── Listed entries

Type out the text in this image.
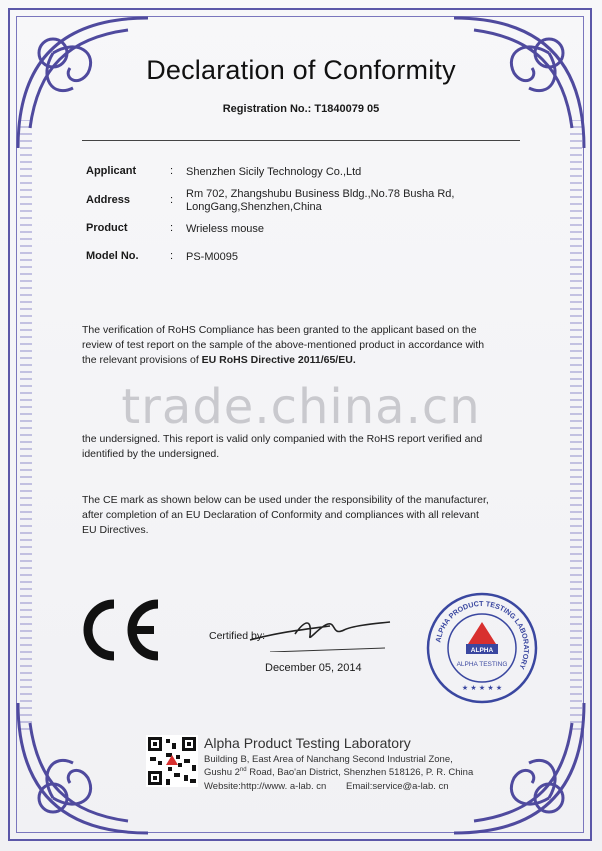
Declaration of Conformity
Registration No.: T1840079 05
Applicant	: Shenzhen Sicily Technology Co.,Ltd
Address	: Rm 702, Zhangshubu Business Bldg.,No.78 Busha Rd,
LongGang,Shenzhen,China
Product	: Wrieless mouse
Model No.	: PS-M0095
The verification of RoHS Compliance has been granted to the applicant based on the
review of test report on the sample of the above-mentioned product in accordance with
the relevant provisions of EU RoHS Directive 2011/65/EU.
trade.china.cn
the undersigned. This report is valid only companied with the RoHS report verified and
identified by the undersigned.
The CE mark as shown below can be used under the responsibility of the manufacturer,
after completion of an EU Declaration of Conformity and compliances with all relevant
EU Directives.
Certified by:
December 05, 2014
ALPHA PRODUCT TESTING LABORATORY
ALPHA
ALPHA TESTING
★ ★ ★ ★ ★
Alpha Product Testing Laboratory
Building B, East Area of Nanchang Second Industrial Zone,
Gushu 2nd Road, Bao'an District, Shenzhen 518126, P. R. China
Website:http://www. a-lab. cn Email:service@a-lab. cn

────
── Listed entries

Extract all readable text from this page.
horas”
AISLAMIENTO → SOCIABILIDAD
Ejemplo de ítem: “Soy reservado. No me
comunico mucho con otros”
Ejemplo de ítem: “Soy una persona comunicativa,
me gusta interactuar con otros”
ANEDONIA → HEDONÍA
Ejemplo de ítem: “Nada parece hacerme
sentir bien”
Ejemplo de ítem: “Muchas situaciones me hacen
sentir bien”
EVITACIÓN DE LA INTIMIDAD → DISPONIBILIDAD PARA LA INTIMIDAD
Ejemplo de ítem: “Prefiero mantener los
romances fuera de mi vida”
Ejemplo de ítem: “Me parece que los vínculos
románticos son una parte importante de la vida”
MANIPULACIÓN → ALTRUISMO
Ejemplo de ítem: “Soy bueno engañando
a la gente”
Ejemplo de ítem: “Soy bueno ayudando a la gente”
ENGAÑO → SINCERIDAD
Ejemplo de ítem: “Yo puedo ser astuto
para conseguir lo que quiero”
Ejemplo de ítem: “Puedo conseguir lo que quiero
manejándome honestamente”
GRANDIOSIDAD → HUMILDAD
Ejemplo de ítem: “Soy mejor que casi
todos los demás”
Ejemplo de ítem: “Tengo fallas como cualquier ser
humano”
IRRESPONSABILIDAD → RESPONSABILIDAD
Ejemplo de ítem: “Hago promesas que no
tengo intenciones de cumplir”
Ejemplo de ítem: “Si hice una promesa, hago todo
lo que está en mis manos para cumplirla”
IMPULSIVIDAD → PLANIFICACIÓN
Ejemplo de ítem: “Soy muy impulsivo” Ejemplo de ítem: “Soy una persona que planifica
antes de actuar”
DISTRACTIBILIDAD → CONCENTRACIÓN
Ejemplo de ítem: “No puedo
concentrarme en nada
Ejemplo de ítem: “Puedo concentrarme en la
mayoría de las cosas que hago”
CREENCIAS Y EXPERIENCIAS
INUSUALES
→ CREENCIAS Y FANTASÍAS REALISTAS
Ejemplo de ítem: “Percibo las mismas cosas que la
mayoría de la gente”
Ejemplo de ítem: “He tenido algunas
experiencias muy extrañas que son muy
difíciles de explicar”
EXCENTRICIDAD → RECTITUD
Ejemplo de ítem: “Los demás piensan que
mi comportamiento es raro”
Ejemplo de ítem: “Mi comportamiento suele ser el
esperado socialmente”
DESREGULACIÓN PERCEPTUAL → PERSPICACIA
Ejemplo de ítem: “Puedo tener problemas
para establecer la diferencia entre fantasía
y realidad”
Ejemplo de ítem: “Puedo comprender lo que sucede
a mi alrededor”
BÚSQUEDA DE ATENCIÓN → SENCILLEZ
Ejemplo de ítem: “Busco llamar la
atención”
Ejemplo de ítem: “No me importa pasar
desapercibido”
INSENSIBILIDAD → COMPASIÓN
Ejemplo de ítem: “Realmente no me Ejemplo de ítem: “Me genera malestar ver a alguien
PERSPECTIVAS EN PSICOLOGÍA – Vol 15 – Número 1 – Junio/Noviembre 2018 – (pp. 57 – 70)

────

## [Your instructions]
Show all lines in the entries above where the string "relevant" appears.

## [The completed task]
the relevant provisions of EU RoHS Directive 2011/65/EU.
after completion of an EU Declaration of Conformity and compliances with all relevant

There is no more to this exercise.